=== Dataset content ===
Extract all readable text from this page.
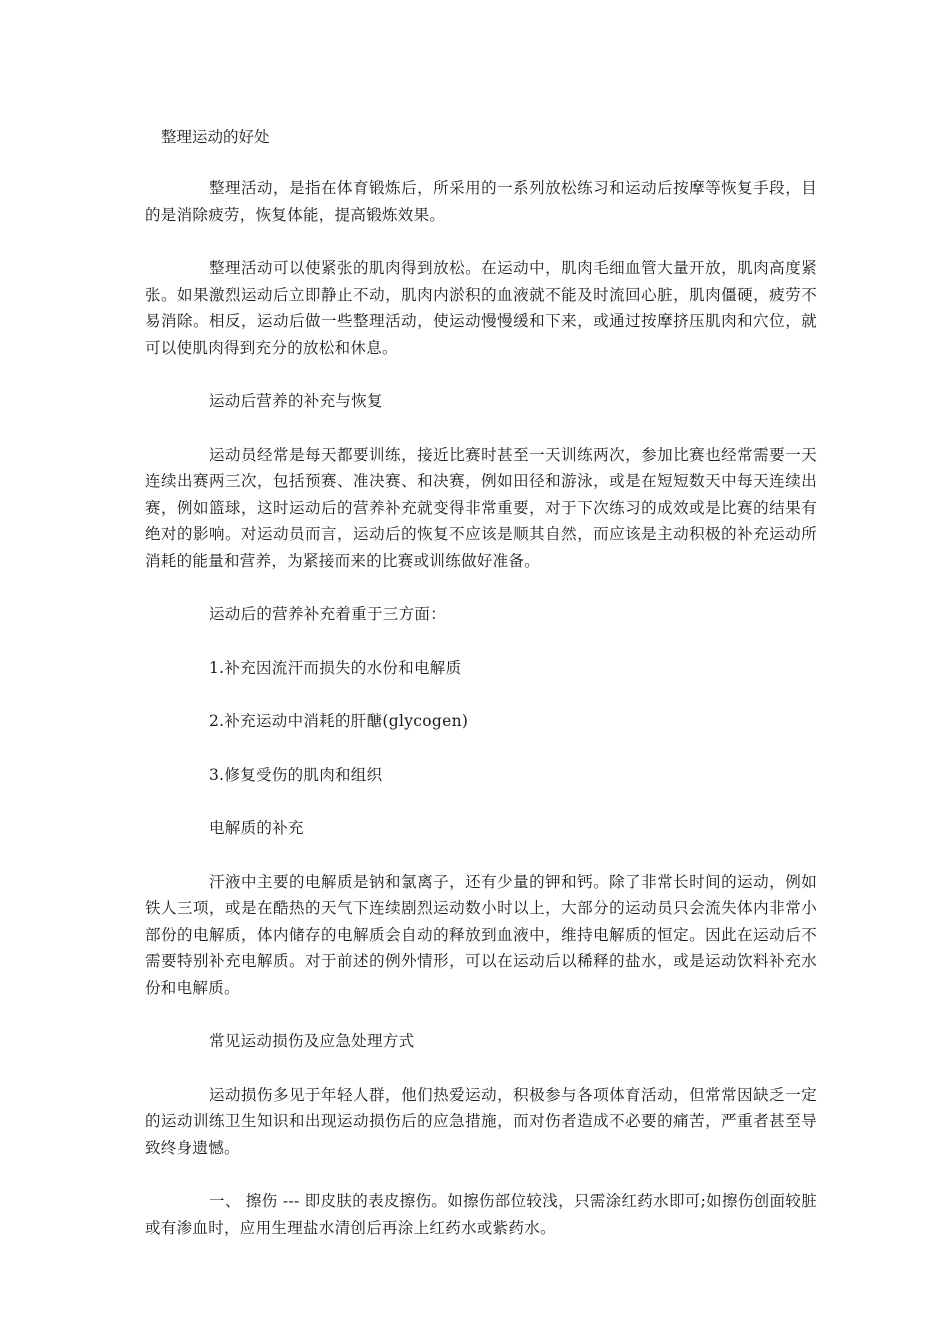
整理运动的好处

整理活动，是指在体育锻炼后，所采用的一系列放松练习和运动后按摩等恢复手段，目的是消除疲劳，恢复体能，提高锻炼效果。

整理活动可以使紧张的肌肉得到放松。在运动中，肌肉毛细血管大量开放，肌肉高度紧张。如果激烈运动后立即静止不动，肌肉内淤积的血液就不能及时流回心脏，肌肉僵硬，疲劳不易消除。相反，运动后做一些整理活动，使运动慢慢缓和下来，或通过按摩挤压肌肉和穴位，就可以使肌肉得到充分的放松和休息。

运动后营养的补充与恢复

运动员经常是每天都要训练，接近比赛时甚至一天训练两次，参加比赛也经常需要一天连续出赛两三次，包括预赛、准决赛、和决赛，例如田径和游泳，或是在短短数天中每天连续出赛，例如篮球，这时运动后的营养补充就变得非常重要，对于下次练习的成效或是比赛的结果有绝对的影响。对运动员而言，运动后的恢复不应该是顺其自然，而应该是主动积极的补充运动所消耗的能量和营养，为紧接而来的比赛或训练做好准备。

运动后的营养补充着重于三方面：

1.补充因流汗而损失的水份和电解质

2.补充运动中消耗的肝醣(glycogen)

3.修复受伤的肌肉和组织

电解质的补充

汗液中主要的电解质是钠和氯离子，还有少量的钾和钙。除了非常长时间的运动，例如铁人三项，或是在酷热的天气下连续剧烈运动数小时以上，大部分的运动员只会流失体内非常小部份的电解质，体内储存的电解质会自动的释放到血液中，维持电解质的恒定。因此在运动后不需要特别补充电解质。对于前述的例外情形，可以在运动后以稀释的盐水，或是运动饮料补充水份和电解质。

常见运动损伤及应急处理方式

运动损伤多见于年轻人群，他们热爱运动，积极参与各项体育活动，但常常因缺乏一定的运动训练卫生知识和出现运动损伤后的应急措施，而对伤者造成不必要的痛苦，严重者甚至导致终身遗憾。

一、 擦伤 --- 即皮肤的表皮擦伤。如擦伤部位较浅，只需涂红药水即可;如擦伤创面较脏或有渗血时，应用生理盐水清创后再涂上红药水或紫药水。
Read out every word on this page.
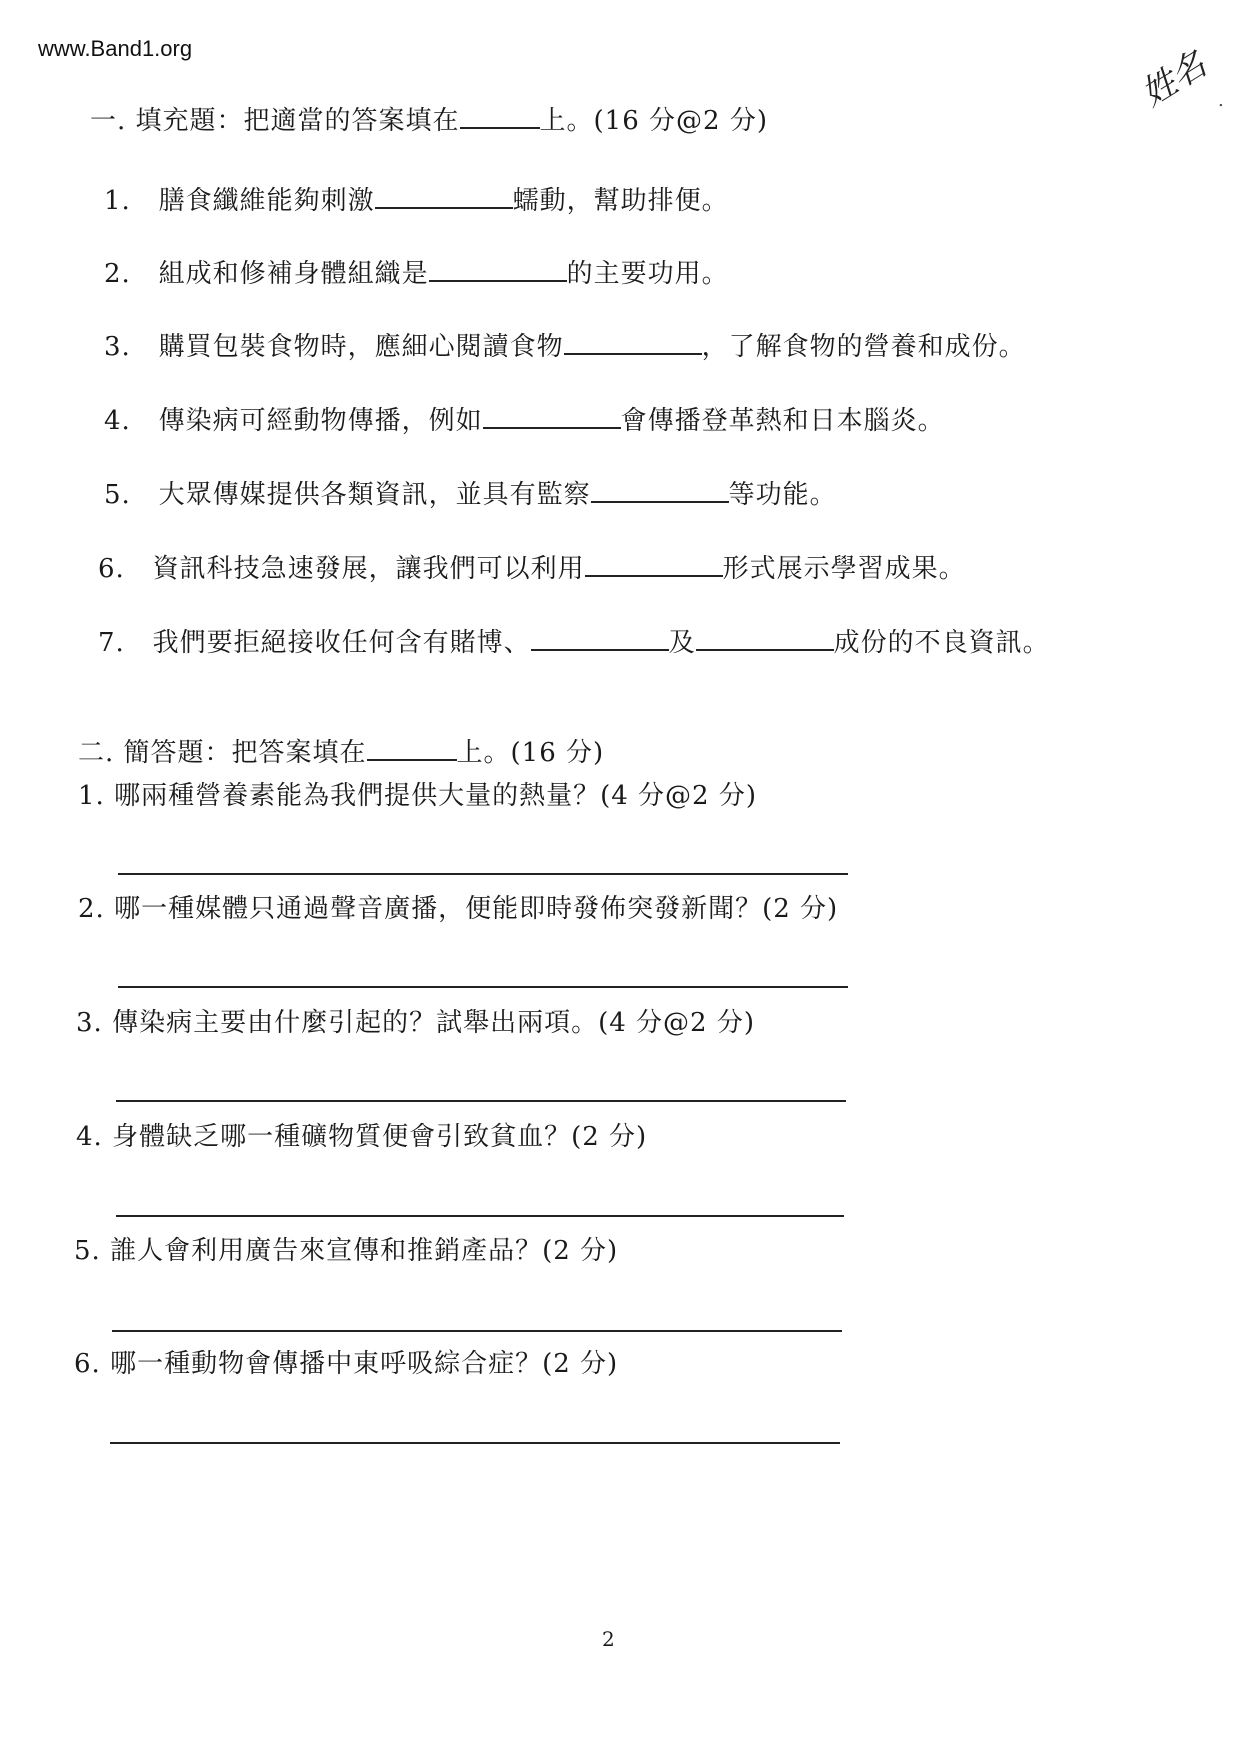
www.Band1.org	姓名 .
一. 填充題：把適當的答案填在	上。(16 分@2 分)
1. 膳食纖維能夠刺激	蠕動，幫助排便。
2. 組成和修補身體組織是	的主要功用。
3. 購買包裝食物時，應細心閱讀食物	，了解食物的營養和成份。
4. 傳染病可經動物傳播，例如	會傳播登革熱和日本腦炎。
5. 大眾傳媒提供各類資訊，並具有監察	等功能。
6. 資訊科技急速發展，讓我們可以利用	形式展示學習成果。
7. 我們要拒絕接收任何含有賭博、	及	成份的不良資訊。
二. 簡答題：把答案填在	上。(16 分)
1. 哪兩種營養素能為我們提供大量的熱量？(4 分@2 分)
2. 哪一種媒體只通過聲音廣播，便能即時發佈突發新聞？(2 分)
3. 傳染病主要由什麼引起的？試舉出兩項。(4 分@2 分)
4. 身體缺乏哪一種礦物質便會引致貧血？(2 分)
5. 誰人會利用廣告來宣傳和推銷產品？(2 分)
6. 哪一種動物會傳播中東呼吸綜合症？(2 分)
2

=== Description of the task ===
Only the number is wanted: how many lines of the material contain the word "page"?

=== Result ===
2